start Given records

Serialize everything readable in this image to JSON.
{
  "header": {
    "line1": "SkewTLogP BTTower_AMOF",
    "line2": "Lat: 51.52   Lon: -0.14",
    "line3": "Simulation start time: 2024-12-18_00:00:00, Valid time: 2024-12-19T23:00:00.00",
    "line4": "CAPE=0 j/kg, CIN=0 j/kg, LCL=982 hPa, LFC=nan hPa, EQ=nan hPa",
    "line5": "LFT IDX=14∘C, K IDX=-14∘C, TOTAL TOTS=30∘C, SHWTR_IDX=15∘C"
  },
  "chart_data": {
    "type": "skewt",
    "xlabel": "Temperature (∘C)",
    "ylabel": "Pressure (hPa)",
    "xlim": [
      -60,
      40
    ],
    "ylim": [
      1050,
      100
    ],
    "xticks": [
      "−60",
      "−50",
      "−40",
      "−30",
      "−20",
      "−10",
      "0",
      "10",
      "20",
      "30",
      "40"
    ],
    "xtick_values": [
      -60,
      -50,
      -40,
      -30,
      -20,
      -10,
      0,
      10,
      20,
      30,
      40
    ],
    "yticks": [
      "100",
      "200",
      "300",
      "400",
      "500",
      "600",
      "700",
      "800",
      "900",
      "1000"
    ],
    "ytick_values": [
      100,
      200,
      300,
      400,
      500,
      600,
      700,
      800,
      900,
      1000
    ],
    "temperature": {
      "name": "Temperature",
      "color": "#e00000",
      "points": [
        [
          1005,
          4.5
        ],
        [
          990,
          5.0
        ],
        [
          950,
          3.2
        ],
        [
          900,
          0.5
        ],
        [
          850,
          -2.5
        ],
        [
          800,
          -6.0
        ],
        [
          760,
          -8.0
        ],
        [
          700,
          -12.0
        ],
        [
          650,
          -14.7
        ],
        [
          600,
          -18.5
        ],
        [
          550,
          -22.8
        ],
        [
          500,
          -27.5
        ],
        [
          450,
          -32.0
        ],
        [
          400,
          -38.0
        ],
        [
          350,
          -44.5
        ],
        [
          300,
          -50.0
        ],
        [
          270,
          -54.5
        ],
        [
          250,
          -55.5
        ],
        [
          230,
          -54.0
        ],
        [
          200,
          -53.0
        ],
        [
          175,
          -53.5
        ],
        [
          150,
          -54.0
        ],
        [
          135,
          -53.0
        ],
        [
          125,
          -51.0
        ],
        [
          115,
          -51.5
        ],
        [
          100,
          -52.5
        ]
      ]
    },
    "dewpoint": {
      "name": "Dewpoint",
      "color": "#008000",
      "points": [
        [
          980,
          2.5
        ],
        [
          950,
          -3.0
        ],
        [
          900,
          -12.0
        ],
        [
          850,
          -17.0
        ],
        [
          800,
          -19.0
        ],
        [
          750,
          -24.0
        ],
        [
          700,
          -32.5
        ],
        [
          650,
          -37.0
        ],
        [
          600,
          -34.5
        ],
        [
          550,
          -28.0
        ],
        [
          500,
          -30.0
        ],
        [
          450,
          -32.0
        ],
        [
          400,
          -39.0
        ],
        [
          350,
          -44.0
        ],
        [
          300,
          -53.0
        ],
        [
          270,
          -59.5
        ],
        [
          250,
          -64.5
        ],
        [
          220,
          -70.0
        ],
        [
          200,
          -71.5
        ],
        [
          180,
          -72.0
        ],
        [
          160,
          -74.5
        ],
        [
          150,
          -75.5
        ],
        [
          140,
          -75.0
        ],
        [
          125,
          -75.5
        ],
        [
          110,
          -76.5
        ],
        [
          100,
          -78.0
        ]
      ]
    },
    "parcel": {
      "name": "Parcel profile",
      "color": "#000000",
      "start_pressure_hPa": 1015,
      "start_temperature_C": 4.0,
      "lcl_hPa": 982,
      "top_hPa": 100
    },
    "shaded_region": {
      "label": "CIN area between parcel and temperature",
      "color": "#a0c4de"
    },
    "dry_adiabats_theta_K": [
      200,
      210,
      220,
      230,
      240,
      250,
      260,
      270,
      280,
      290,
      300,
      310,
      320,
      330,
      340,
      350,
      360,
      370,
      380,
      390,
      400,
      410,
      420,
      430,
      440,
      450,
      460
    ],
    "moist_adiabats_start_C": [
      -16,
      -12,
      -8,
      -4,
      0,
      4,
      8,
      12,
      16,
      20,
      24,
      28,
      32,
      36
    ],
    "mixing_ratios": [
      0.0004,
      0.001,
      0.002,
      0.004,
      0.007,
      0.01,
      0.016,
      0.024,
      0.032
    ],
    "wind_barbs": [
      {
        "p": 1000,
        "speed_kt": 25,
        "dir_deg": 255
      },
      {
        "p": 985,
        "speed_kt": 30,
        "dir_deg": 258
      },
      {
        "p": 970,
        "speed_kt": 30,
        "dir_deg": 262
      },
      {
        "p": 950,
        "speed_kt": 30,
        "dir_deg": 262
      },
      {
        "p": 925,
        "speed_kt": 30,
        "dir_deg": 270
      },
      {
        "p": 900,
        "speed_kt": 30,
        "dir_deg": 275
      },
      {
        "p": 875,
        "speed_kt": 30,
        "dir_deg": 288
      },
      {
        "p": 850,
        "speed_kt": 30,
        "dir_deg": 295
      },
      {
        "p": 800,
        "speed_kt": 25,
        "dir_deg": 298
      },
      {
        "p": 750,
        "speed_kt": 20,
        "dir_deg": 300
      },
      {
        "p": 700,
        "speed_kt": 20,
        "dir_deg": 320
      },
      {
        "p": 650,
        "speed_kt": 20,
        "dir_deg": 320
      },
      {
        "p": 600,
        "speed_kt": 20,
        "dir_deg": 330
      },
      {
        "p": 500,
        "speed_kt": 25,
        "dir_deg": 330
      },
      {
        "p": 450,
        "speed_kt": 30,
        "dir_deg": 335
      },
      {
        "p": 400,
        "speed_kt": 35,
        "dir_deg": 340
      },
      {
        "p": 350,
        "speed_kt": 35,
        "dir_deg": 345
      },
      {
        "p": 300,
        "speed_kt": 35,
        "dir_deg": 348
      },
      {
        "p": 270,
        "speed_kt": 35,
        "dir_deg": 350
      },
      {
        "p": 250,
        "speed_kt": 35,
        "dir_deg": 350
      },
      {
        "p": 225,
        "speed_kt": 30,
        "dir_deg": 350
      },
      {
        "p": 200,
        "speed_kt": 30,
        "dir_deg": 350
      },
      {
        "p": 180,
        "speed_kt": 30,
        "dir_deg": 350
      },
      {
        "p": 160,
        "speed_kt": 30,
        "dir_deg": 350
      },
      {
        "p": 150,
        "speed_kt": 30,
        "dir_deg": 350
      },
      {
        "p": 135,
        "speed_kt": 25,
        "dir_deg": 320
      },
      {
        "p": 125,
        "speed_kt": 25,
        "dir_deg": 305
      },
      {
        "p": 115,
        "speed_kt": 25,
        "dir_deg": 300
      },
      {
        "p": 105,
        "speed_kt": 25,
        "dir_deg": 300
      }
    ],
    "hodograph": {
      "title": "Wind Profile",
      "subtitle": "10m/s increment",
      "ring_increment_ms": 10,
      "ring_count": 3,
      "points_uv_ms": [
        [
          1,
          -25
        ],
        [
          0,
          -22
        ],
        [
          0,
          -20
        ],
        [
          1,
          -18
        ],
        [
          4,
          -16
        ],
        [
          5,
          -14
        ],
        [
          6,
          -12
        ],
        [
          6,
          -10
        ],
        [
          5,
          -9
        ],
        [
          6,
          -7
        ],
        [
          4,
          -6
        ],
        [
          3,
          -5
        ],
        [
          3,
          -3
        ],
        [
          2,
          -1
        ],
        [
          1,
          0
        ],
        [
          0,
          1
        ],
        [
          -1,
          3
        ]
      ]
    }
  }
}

end Given records

Exactly reproduce every line of the records.

* **Exercise solution**
Serialize everything readable in this image to JSON.
{
  "header": {
    "line1": "SkewTLogP BTTower_AMOF",
    "line2": "Lat: 51.52   Lon: -0.14",
    "line3": "Simulation start time: 2024-12-18_00:00:00, Valid time: 2024-12-19T23:00:00.00",
    "line4": "CAPE=0 j/kg, CIN=0 j/kg, LCL=982 hPa, LFC=nan hPa, EQ=nan hPa",
    "line5": "LFT IDX=14∘C, K IDX=-14∘C, TOTAL TOTS=30∘C, SHWTR_IDX=15∘C"
  },
  "chart_data": {
    "type": "skewt",
    "xlabel": "Temperature (∘C)",
    "ylabel": "Pressure (hPa)",
    "xlim": [
      -60,
      40
    ],
    "ylim": [
      1050,
      100
    ],
    "xticks": [
      "−60",
      "−50",
      "−40",
      "−30",
      "−20",
      "−10",
      "0",
      "10",
      "20",
      "30",
      "40"
    ],
    "xtick_values": [
      -60,
      -50,
      -40,
      -30,
      -20,
      -10,
      0,
      10,
      20,
      30,
      40
    ],
    "yticks": [
      "100",
      "200",
      "300",
      "400",
      "500",
      "600",
      "700",
      "800",
      "900",
      "1000"
    ],
    "ytick_values": [
      100,
      200,
      300,
      400,
      500,
      600,
      700,
      800,
      900,
      1000
    ],
    "temperature": {
      "name": "Temperature",
      "color": "#e00000",
      "points": [
        [
          1005,
          4.5
        ],
        [
          990,
          5.0
        ],
        [
          950,
          3.2
        ],
        [
          900,
          0.5
        ],
        [
          850,
          -2.5
        ],
        [
          800,
          -6.0
        ],
        [
          760,
          -8.0
        ],
        [
          700,
          -12.0
        ],
        [
          650,
          -14.7
        ],
        [
          600,
          -18.5
        ],
        [
          550,
          -22.8
        ],
        [
          500,
          -27.5
        ],
        [
          450,
          -32.0
        ],
        [
          400,
          -38.0
        ],
        [
          350,
          -44.5
        ],
        [
          300,
          -50.0
        ],
        [
          270,
          -54.5
        ],
        [
          250,
          -55.5
        ],
        [
          230,
          -54.0
        ],
        [
          200,
          -53.0
        ],
        [
          175,
          -53.5
        ],
        [
          150,
          -54.0
        ],
        [
          135,
          -53.0
        ],
        [
          125,
          -51.0
        ],
        [
          115,
          -51.5
        ],
        [
          100,
          -52.5
        ]
      ]
    },
    "dewpoint": {
      "name": "Dewpoint",
      "color": "#008000",
      "points": [
        [
          980,
          2.5
        ],
        [
          950,
          -3.0
        ],
        [
          900,
          -12.0
        ],
        [
          850,
          -17.0
        ],
        [
          800,
          -19.0
        ],
        [
          750,
          -24.0
        ],
        [
          700,
          -32.5
        ],
        [
          650,
          -37.0
        ],
        [
          600,
          -34.5
        ],
        [
          550,
          -28.0
        ],
        [
          500,
          -30.0
        ],
        [
          450,
          -32.0
        ],
        [
          400,
          -39.0
        ],
        [
          350,
          -44.0
        ],
        [
          300,
          -53.0
        ],
        [
          270,
          -59.5
        ],
        [
          250,
          -64.5
        ],
        [
          220,
          -70.0
        ],
        [
          200,
          -71.5
        ],
        [
          180,
          -72.0
        ],
        [
          160,
          -74.5
        ],
        [
          150,
          -75.5
        ],
        [
          140,
          -75.0
        ],
        [
          125,
          -75.5
        ],
        [
          110,
          -76.5
        ],
        [
          100,
          -78.0
        ]
      ]
    },
    "parcel": {
      "name": "Parcel profile",
      "color": "#000000",
      "start_pressure_hPa": 1015,
      "start_temperature_C": 4.0,
      "lcl_hPa": 982,
      "top_hPa": 100
    },
    "shaded_region": {
      "label": "CIN area between parcel and temperature",
      "color": "#a0c4de"
    },
    "dry_adiabats_theta_K": [
      200,
      210,
      220,
      230,
      240,
      250,
      260,
      270,
      280,
      290,
      300,
      310,
      320,
      330,
      340,
      350,
      360,
      370,
      380,
      390,
      400,
      410,
      420,
      430,
      440,
      450,
      460
    ],
    "moist_adiabats_start_C": [
      -16,
      -12,
      -8,
      -4,
      0,
      4,
      8,
      12,
      16,
      20,
      24,
      28,
      32,
      36
    ],
    "mixing_ratios": [
      0.0004,
      0.001,
      0.002,
      0.004,
      0.007,
      0.01,
      0.016,
      0.024,
      0.032
    ],
    "wind_barbs": [
      {
        "p": 1000,
        "speed_kt": 25,
        "dir_deg": 255
      },
      {
        "p": 985,
        "speed_kt": 30,
        "dir_deg": 258
      },
      {
        "p": 970,
        "speed_kt": 30,
        "dir_deg": 262
      },
      {
        "p": 950,
        "speed_kt": 30,
        "dir_deg": 262
      },
      {
        "p": 925,
        "speed_kt": 30,
        "dir_deg": 270
      },
      {
        "p": 900,
        "speed_kt": 30,
        "dir_deg": 275
      },
      {
        "p": 875,
        "speed_kt": 30,
        "dir_deg": 288
      },
      {
        "p": 850,
        "speed_kt": 30,
        "dir_deg": 295
      },
      {
        "p": 800,
        "speed_kt": 25,
        "dir_deg": 298
      },
      {
        "p": 750,
        "speed_kt": 20,
        "dir_deg": 300
      },
      {
        "p": 700,
        "speed_kt": 20,
        "dir_deg": 320
      },
      {
        "p": 650,
        "speed_kt": 20,
        "dir_deg": 320
      },
      {
        "p": 600,
        "speed_kt": 20,
        "dir_deg": 330
      },
      {
        "p": 500,
        "speed_kt": 25,
        "dir_deg": 330
      },
      {
        "p": 450,
        "speed_kt": 30,
        "dir_deg": 335
      },
      {
        "p": 400,
        "speed_kt": 35,
        "dir_deg": 340
      },
      {
        "p": 350,
        "speed_kt": 35,
        "dir_deg": 345
      },
      {
        "p": 300,
        "speed_kt": 35,
        "dir_deg": 348
      },
      {
        "p": 270,
        "speed_kt": 35,
        "dir_deg": 350
      },
      {
        "p": 250,
        "speed_kt": 35,
        "dir_deg": 350
      },
      {
        "p": 225,
        "speed_kt": 30,
        "dir_deg": 350
      },
      {
        "p": 200,
        "speed_kt": 30,
        "dir_deg": 350
      },
      {
        "p": 180,
        "speed_kt": 30,
        "dir_deg": 350
      },
      {
        "p": 160,
        "speed_kt": 30,
        "dir_deg": 350
      },
      {
        "p": 150,
        "speed_kt": 30,
        "dir_deg": 350
      },
      {
        "p": 135,
        "speed_kt": 25,
        "dir_deg": 320
      },
      {
        "p": 125,
        "speed_kt": 25,
        "dir_deg": 305
      },
      {
        "p": 115,
        "speed_kt": 25,
        "dir_deg": 300
      },
      {
        "p": 105,
        "speed_kt": 25,
        "dir_deg": 300
      }
    ],
    "hodograph": {
      "title": "Wind Profile",
      "subtitle": "10m/s increment",
      "ring_increment_ms": 10,
      "ring_count": 3,
      "points_uv_ms": [
        [
          1,
          -25
        ],
        [
          0,
          -22
        ],
        [
          0,
          -20
        ],
        [
          1,
          -18
        ],
        [
          4,
          -16
        ],
        [
          5,
          -14
        ],
        [
          6,
          -12
        ],
        [
          6,
          -10
        ],
        [
          5,
          -9
        ],
        [
          6,
          -7
        ],
        [
          4,
          -6
        ],
        [
          3,
          -5
        ],
        [
          3,
          -3
        ],
        [
          2,
          -1
        ],
        [
          1,
          0
        ],
        [
          0,
          1
        ],
        [
          -1,
          3
        ]
      ]
    }
  }
}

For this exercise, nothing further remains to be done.